* What is required *
Of the lines in these entries, how many contain the string "text"? Give the number and nothing else.

* Given records *
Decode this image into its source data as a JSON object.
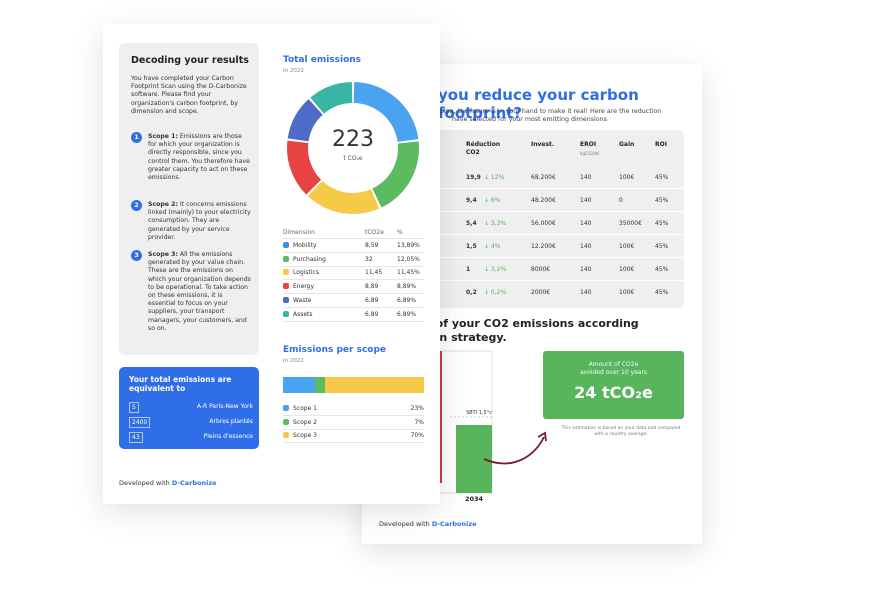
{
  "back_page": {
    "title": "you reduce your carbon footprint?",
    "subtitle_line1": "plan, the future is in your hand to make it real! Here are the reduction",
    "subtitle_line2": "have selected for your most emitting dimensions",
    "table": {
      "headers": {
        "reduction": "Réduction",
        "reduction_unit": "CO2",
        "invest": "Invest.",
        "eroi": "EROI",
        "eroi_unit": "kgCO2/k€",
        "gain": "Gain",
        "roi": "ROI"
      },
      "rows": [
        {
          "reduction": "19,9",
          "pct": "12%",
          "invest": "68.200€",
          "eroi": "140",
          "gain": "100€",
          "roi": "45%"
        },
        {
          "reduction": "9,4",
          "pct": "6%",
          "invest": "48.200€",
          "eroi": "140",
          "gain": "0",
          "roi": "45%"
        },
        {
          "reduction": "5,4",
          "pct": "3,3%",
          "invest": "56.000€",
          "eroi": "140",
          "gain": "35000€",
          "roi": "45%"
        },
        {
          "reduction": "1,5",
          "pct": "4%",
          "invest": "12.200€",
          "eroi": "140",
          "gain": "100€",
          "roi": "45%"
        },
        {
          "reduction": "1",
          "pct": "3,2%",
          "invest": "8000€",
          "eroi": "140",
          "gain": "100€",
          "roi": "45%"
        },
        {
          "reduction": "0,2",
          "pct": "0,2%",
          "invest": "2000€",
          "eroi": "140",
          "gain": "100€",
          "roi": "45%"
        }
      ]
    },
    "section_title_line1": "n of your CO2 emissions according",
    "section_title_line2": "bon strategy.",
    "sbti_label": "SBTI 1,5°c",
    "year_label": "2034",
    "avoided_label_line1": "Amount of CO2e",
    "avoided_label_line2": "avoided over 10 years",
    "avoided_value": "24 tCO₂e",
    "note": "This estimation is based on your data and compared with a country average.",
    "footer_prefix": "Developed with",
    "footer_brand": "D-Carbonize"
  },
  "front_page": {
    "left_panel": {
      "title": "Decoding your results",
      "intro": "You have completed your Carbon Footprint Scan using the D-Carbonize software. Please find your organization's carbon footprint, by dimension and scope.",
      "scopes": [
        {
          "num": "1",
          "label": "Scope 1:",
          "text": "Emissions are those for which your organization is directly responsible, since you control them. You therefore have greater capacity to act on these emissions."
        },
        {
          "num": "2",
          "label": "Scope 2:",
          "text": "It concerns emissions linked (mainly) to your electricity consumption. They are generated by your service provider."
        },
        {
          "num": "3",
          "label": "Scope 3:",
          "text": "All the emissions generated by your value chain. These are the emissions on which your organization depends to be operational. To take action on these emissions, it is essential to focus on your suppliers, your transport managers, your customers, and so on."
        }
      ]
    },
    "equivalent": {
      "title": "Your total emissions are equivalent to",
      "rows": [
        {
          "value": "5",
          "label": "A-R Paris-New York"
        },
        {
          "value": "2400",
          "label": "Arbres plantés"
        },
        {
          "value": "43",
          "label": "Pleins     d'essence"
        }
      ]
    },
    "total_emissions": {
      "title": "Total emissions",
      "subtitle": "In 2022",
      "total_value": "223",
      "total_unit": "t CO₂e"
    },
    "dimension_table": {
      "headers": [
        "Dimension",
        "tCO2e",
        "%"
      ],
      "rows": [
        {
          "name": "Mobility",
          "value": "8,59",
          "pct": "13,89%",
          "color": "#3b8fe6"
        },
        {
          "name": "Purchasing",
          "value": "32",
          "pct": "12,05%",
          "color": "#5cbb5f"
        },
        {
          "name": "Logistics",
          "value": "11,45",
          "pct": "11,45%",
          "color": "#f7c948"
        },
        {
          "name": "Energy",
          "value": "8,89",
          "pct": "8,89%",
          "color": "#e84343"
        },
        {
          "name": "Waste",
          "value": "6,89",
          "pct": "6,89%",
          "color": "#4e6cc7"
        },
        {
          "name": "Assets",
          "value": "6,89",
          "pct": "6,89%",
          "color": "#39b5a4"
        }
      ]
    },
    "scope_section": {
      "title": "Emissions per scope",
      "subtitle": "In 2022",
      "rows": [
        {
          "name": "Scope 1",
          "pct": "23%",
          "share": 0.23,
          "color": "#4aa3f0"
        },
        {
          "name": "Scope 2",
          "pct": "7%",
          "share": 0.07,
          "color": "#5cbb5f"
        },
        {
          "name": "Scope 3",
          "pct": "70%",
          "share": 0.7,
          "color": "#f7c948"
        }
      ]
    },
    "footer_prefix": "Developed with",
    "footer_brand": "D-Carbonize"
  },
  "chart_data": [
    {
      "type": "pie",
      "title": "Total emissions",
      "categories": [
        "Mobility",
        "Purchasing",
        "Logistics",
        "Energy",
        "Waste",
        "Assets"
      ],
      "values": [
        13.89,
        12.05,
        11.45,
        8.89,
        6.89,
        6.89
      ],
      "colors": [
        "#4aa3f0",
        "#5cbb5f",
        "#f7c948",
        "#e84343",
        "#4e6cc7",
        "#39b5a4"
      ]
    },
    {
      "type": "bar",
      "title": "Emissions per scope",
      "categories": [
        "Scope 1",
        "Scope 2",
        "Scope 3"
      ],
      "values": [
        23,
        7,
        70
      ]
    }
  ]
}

---

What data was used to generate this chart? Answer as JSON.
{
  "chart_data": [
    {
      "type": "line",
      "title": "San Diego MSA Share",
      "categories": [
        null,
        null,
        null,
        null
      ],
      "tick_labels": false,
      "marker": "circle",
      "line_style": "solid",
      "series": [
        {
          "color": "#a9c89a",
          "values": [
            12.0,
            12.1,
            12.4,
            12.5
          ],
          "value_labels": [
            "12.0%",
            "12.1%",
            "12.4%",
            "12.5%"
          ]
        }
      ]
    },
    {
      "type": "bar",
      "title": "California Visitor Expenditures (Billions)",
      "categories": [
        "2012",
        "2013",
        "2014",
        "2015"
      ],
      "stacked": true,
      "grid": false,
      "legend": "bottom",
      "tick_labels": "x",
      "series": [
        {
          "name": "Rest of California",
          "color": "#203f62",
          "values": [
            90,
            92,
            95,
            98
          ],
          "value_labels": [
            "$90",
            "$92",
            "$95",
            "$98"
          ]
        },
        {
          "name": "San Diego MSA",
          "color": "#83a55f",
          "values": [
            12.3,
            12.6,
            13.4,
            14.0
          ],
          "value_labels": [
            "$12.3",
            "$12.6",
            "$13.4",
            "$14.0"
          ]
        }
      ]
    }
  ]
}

* Output for this exercise *
3